- [SUPPLIED ENTRIES]:
--- begin ---
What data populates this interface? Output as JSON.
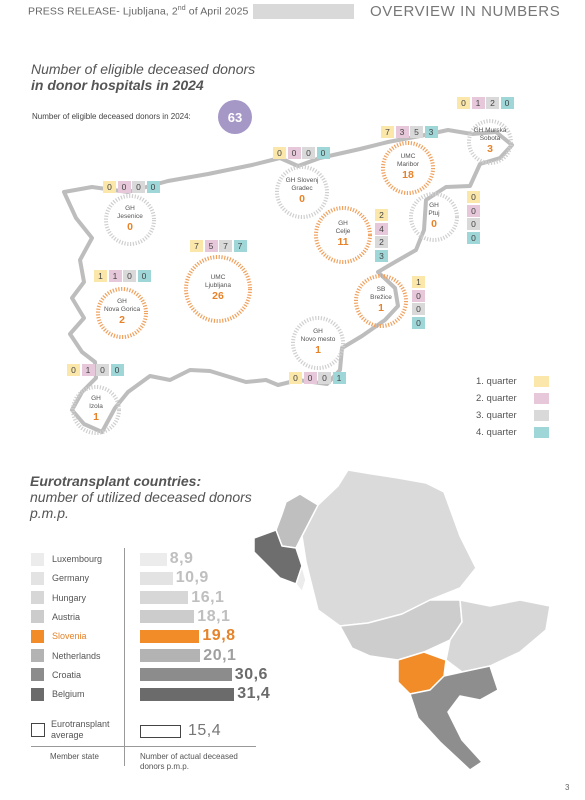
{
  "header": {
    "press_prefix": "PRESS RELEASE- Ljubljana, 2",
    "press_sup": "nd",
    "press_suffix": " of April 2025",
    "section": "OVERVIEW IN NUMBERS"
  },
  "donors": {
    "title_line1": "Number of eligible deceased donors",
    "title_line2": "in donor hospitals in 2024",
    "total_label": "Number of eligible deceased donors in  2024:",
    "total_value": "63",
    "hospitals": [
      {
        "id": "murska-sobota",
        "name": [
          "GH Murska",
          "Sobota"
        ],
        "total": "3",
        "quarters": [
          "0",
          "1",
          "2",
          "0"
        ]
      },
      {
        "id": "maribor",
        "name": [
          "UMC",
          "Maribor"
        ],
        "total": "18",
        "quarters": [
          "7",
          "3",
          "5",
          "3"
        ]
      },
      {
        "id": "slovenj-gradec",
        "name": [
          "GH Slovenj",
          "Gradec"
        ],
        "total": "0",
        "quarters": [
          "0",
          "0",
          "0",
          "0"
        ]
      },
      {
        "id": "jesenice",
        "name": [
          "GH",
          "Jesenice"
        ],
        "total": "0",
        "quarters": [
          "0",
          "0",
          "0",
          "0"
        ]
      },
      {
        "id": "ptuj",
        "name": [
          "GH",
          "Ptuj"
        ],
        "total": "0",
        "quarters": [
          "0",
          "0",
          "0",
          "0"
        ]
      },
      {
        "id": "celje",
        "name": [
          "GH",
          "Celje"
        ],
        "total": "11",
        "quarters": [
          "2",
          "4",
          "2",
          "3"
        ]
      },
      {
        "id": "ljubljana",
        "name": [
          "UMC",
          "Ljubljana"
        ],
        "total": "26",
        "quarters": [
          "7",
          "5",
          "7",
          "7"
        ]
      },
      {
        "id": "nova-gorica",
        "name": [
          "GH",
          "Nova Gorica"
        ],
        "total": "2",
        "quarters": [
          "1",
          "1",
          "0",
          "0"
        ]
      },
      {
        "id": "brezice",
        "name": [
          "SB",
          "Brežice"
        ],
        "total": "1",
        "quarters": [
          "1",
          "0",
          "0",
          "0"
        ]
      },
      {
        "id": "novo-mesto",
        "name": [
          "GH",
          "Novo mesto"
        ],
        "total": "1",
        "quarters": [
          "0",
          "0",
          "0",
          "1"
        ]
      },
      {
        "id": "izola",
        "name": [
          "GH",
          "Izola"
        ],
        "total": "1",
        "quarters": [
          "0",
          "1",
          "0",
          "0"
        ]
      }
    ],
    "legend": [
      {
        "label": "1. quarter",
        "color": "#fbe7a9"
      },
      {
        "label": "2. quarter",
        "color": "#e7c8da"
      },
      {
        "label": "3. quarter",
        "color": "#d9d9d9"
      },
      {
        "label": "4. quarter",
        "color": "#9fd6d8"
      }
    ]
  },
  "eurotransplant": {
    "title_line1": "Eurotransplant countries:",
    "title_line2": "number of utilized deceased donors",
    "title_line3": "p.m.p.",
    "countries": [
      {
        "name": "Luxembourg",
        "value": 8.9,
        "label": "8,9",
        "color": "#ececec"
      },
      {
        "name": "Germany",
        "value": 10.9,
        "label": "10,9",
        "color": "#e3e3e3"
      },
      {
        "name": "Hungary",
        "value": 16.1,
        "label": "16,1",
        "color": "#d7d7d7"
      },
      {
        "name": "Austria",
        "value": 18.1,
        "label": "18,1",
        "color": "#cccccc"
      },
      {
        "name": "Slovenia",
        "value": 19.8,
        "label": "19,8",
        "color": "#f28c28"
      },
      {
        "name": "Netherlands",
        "value": 20.1,
        "label": "20,1",
        "color": "#b3b3b3"
      },
      {
        "name": "Croatia",
        "value": 30.6,
        "label": "30,6",
        "color": "#8c8c8c"
      },
      {
        "name": "Belgium",
        "value": 31.4,
        "label": "31,4",
        "color": "#6b6b6b"
      }
    ],
    "average_label_line1": "Eurotransplant",
    "average_label_line2": "average",
    "average_value": 15.4,
    "average_label": "15,4",
    "footer_left": "Member state",
    "footer_right_line1": "Number of actual deceased",
    "footer_right_line2": "donors p.m.p."
  },
  "page_number": "3"
}
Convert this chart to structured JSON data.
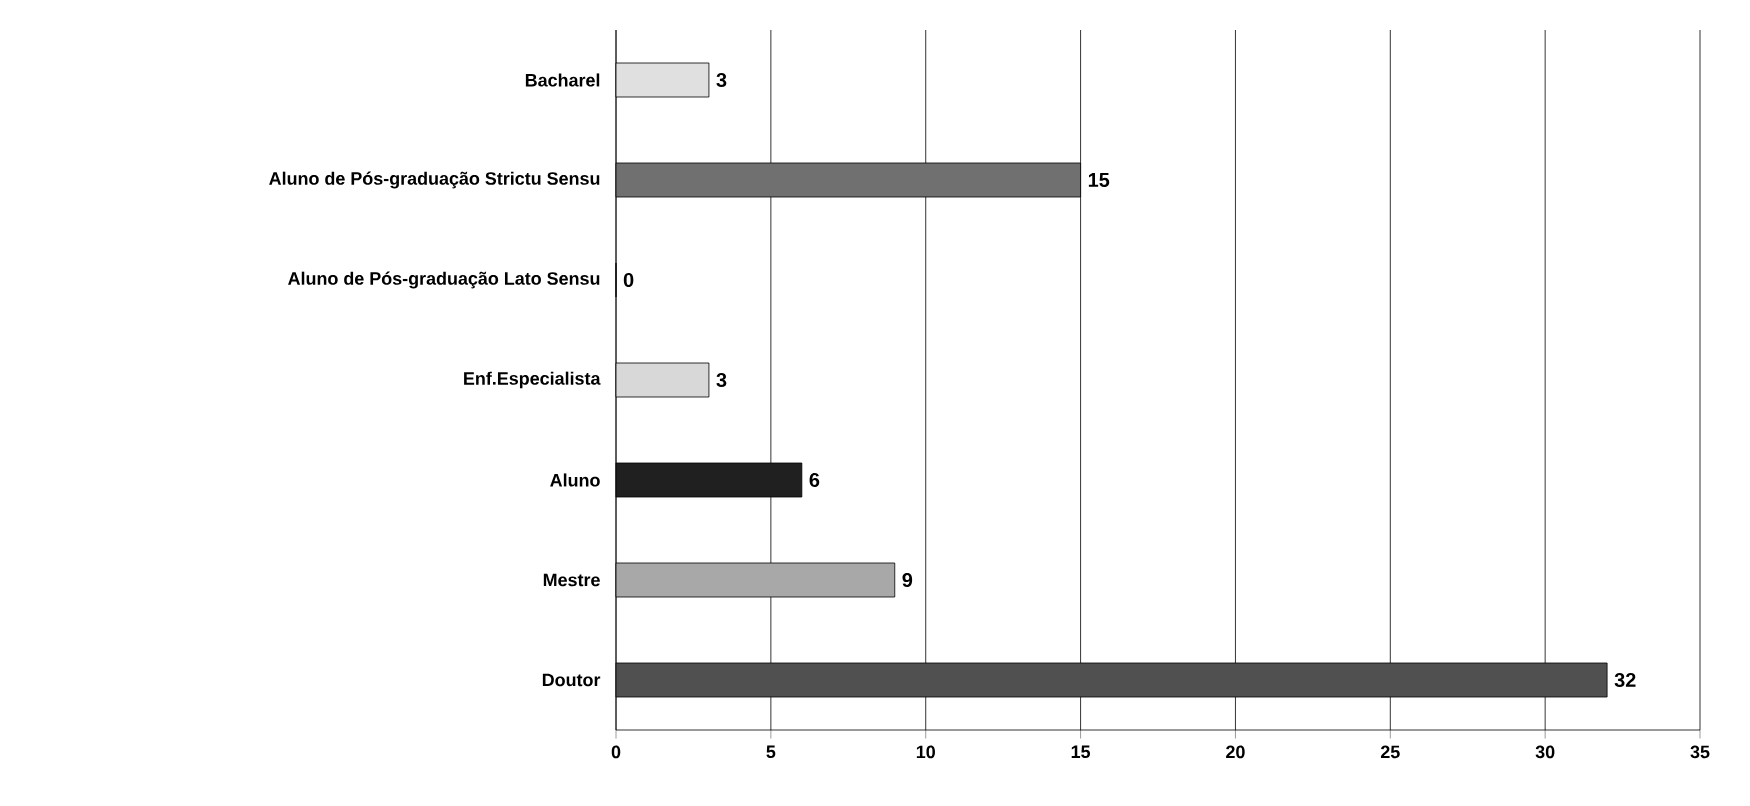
{
  "chart_data": {
    "type": "bar",
    "orientation": "horizontal",
    "categories": [
      "Bacharel",
      "Aluno de Pós-graduação Strictu Sensu",
      "Aluno de Pós-graduação Lato Sensu",
      "Enf.Especialista",
      "Aluno",
      "Mestre",
      "Doutor"
    ],
    "values": [
      3,
      15,
      0,
      3,
      6,
      9,
      32
    ],
    "colors": [
      "#e0e0e0",
      "#707070",
      "#909090",
      "#d8d8d8",
      "#202020",
      "#a8a8a8",
      "#505050"
    ],
    "xlim": [
      0,
      35
    ],
    "xticks": [
      0,
      5,
      10,
      15,
      20,
      25,
      30,
      35
    ],
    "grid": "x",
    "data_labels": true
  }
}
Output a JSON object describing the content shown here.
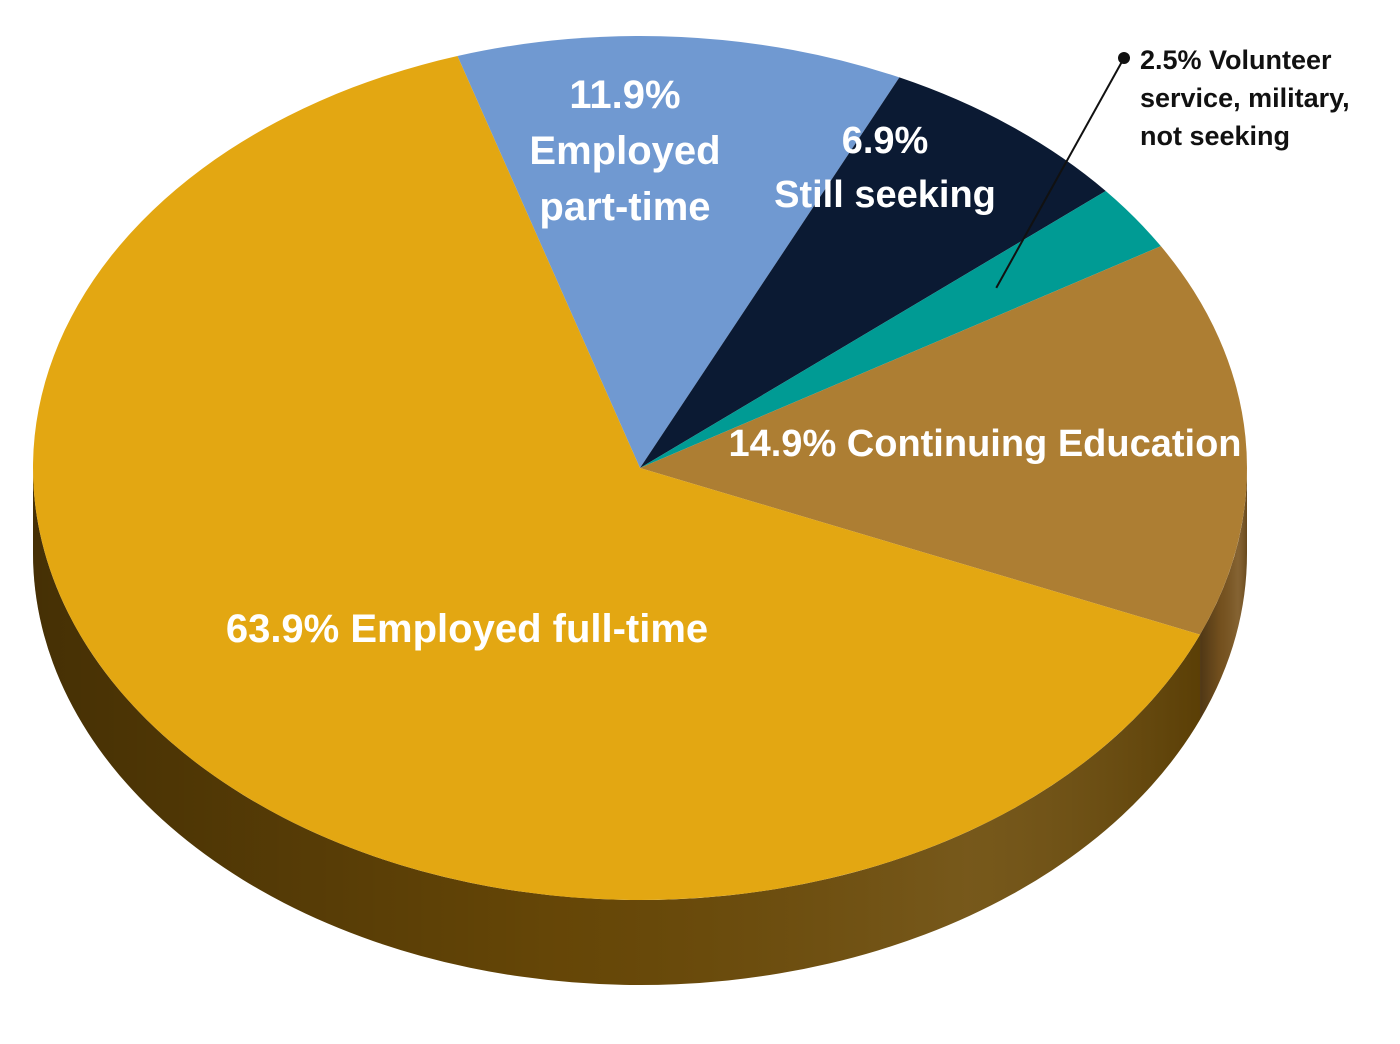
{
  "chart_data": {
    "type": "pie",
    "title": "",
    "slices": [
      {
        "name": "Employed part-time",
        "value": 11.9,
        "label_lines": [
          "11.9%",
          "Employed",
          "part-time"
        ],
        "color": "#7099D1",
        "side_color": "#4E6E9A"
      },
      {
        "name": "Still seeking",
        "value": 6.9,
        "label_lines": [
          "6.9%",
          "Still seeking"
        ],
        "color": "#0B1A33",
        "side_color": "#060F1E"
      },
      {
        "name": "Volunteer service, military, not seeking",
        "value": 2.5,
        "label_lines": [
          "2.5% Volunteer",
          "service, military,",
          "not seeking"
        ],
        "color": "#009B94",
        "side_color": "#006B66"
      },
      {
        "name": "Continuing Education",
        "value": 14.9,
        "label_lines": [
          "14.9% Continuing Education"
        ],
        "color": "#AD7E33",
        "side_color": "#7A5520"
      },
      {
        "name": "Employed full-time",
        "value": 63.9,
        "label_lines": [
          "63.9% Employed full-time"
        ],
        "color": "#E3A712",
        "side_color": "#6B4A07"
      }
    ]
  }
}
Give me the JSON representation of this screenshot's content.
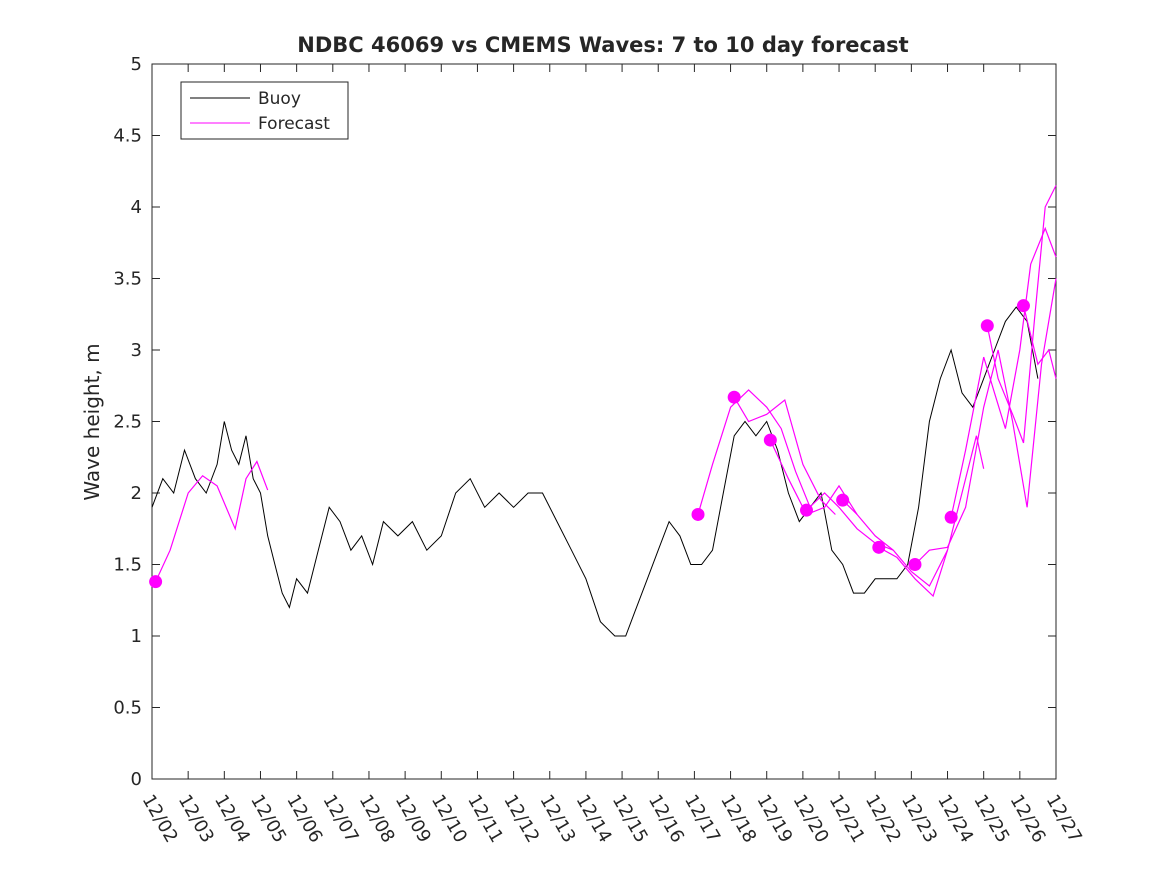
{
  "chart_data": {
    "type": "line",
    "title": "NDBC 46069 vs CMEMS Waves: 7 to 10 day forecast",
    "xlabel": "",
    "ylabel": "Wave height, m",
    "xlim": [
      0,
      25
    ],
    "ylim": [
      0,
      5
    ],
    "grid": false,
    "legend_position": "top-left",
    "x_tick_labels": [
      "12/02",
      "12/03",
      "12/04",
      "12/05",
      "12/06",
      "12/07",
      "12/08",
      "12/09",
      "12/10",
      "12/11",
      "12/12",
      "12/13",
      "12/14",
      "12/15",
      "12/16",
      "12/17",
      "12/18",
      "12/19",
      "12/20",
      "12/21",
      "12/22",
      "12/23",
      "12/24",
      "12/25",
      "12/26",
      "12/27"
    ],
    "y_ticks": [
      0,
      0.5,
      1,
      1.5,
      2,
      2.5,
      3,
      3.5,
      4,
      4.5,
      5
    ],
    "y_tick_labels": [
      "0",
      "0.5",
      "1",
      "1.5",
      "2",
      "2.5",
      "3",
      "3.5",
      "4",
      "4.5",
      "5"
    ],
    "colors": {
      "buoy": "#000000",
      "forecast": "#ff00ff"
    },
    "series": [
      {
        "name": "Buoy",
        "x": [
          0,
          0.3,
          0.6,
          0.9,
          1.2,
          1.5,
          1.8,
          2.0,
          2.2,
          2.4,
          2.6,
          2.8,
          3.0,
          3.2,
          3.4,
          3.6,
          3.8,
          4.0,
          4.3,
          4.6,
          4.9,
          5.2,
          5.5,
          5.8,
          6.1,
          6.4,
          6.8,
          7.2,
          7.6,
          8.0,
          8.4,
          8.8,
          9.2,
          9.6,
          10.0,
          10.4,
          10.8,
          11.2,
          11.6,
          12.0,
          12.4,
          12.8,
          13.1,
          13.4,
          13.7,
          14.0,
          14.3,
          14.6,
          14.9,
          15.2,
          15.5,
          15.8,
          16.1,
          16.4,
          16.7,
          17.0,
          17.3,
          17.6,
          17.9,
          18.2,
          18.5,
          18.8,
          19.1,
          19.4,
          19.7,
          20.0,
          20.3,
          20.6,
          20.9,
          21.2,
          21.5,
          21.8,
          22.1,
          22.4,
          22.7,
          23.0,
          23.3,
          23.6,
          23.9,
          24.2,
          24.5
        ],
        "y": [
          1.9,
          2.1,
          2.0,
          2.3,
          2.1,
          2.0,
          2.2,
          2.5,
          2.3,
          2.2,
          2.4,
          2.1,
          2.0,
          1.7,
          1.5,
          1.3,
          1.2,
          1.4,
          1.3,
          1.6,
          1.9,
          1.8,
          1.6,
          1.7,
          1.5,
          1.8,
          1.7,
          1.8,
          1.6,
          1.7,
          2.0,
          2.1,
          1.9,
          2.0,
          1.9,
          2.0,
          2.0,
          1.8,
          1.6,
          1.4,
          1.1,
          1.0,
          1.0,
          1.2,
          1.4,
          1.6,
          1.8,
          1.7,
          1.5,
          1.5,
          1.6,
          2.0,
          2.4,
          2.5,
          2.4,
          2.5,
          2.3,
          2.0,
          1.8,
          1.9,
          2.0,
          1.6,
          1.5,
          1.3,
          1.3,
          1.4,
          1.4,
          1.4,
          1.5,
          1.9,
          2.5,
          2.8,
          3.0,
          2.7,
          2.6,
          2.8,
          3.0,
          3.2,
          3.3,
          3.2,
          2.8
        ]
      },
      {
        "name": "Forecast",
        "segments": [
          {
            "x": [
              0.1,
              0.5,
              1.0,
              1.4,
              1.8,
              2.3,
              2.6,
              2.9,
              3.2
            ],
            "y": [
              1.38,
              1.6,
              2.0,
              2.12,
              2.05,
              1.75,
              2.1,
              2.22,
              2.02
            ]
          },
          {
            "x": [
              15.1,
              15.5,
              16.0,
              16.5,
              17.0,
              17.4,
              17.8,
              18.2
            ],
            "y": [
              1.85,
              2.2,
              2.6,
              2.72,
              2.6,
              2.45,
              2.15,
              1.9
            ]
          },
          {
            "x": [
              16.1,
              16.5,
              17.0,
              17.5,
              18.0,
              18.5,
              18.9
            ],
            "y": [
              2.67,
              2.5,
              2.55,
              2.65,
              2.2,
              1.95,
              1.85
            ]
          },
          {
            "x": [
              17.1,
              17.6,
              18.1,
              18.6,
              19.0,
              19.5
            ],
            "y": [
              2.37,
              2.1,
              1.85,
              1.9,
              2.05,
              1.85
            ]
          },
          {
            "x": [
              18.1,
              18.6,
              19.0,
              19.5,
              20.0,
              20.5
            ],
            "y": [
              1.88,
              2.0,
              1.9,
              1.75,
              1.65,
              1.6
            ]
          },
          {
            "x": [
              19.1,
              19.5,
              20.0,
              20.5,
              21.0,
              21.5,
              22.0
            ],
            "y": [
              1.95,
              1.85,
              1.7,
              1.6,
              1.45,
              1.35,
              1.6
            ]
          },
          {
            "x": [
              20.1,
              20.6,
              21.1,
              21.6,
              22.0,
              22.4,
              22.8,
              23.0
            ],
            "y": [
              1.62,
              1.55,
              1.4,
              1.28,
              1.6,
              2.0,
              2.4,
              2.17
            ]
          },
          {
            "x": [
              21.1,
              21.5,
              22.0,
              22.5,
              23.0,
              23.4,
              23.8,
              24.2,
              24.6,
              25.0
            ],
            "y": [
              1.5,
              1.6,
              1.62,
              1.9,
              2.6,
              3.0,
              2.5,
              1.9,
              2.9,
              3.5
            ]
          },
          {
            "x": [
              22.1,
              22.5,
              23.0,
              23.3,
              23.6,
              24.0,
              24.3,
              24.7,
              25.0
            ],
            "y": [
              1.83,
              2.3,
              2.95,
              2.7,
              2.45,
              3.0,
              3.6,
              3.85,
              3.65
            ]
          },
          {
            "x": [
              23.1,
              23.4,
              23.8,
              24.1,
              24.4,
              24.7,
              25.0
            ],
            "y": [
              3.17,
              2.8,
              2.55,
              2.35,
              3.2,
              4.0,
              4.15
            ]
          },
          {
            "x": [
              24.1,
              24.5,
              24.8,
              25.0
            ],
            "y": [
              3.31,
              2.9,
              3.0,
              2.8
            ]
          }
        ],
        "markers": {
          "x": [
            0.1,
            15.1,
            16.1,
            17.1,
            18.1,
            19.1,
            20.1,
            21.1,
            22.1,
            23.1,
            24.1
          ],
          "y": [
            1.38,
            1.85,
            2.67,
            2.37,
            1.88,
            1.95,
            1.62,
            1.5,
            1.83,
            3.17,
            3.31
          ]
        }
      }
    ]
  }
}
--- end ---
- [YOUR OBJECTIVE]: Pick out every line above that contains the word "Employed" and copy it.

- [CORRECT OUTPUT]:
        "name": "Employed part-time",
          "Employed",
        "name": "Employed full-time",
          "63.9% Employed full-time"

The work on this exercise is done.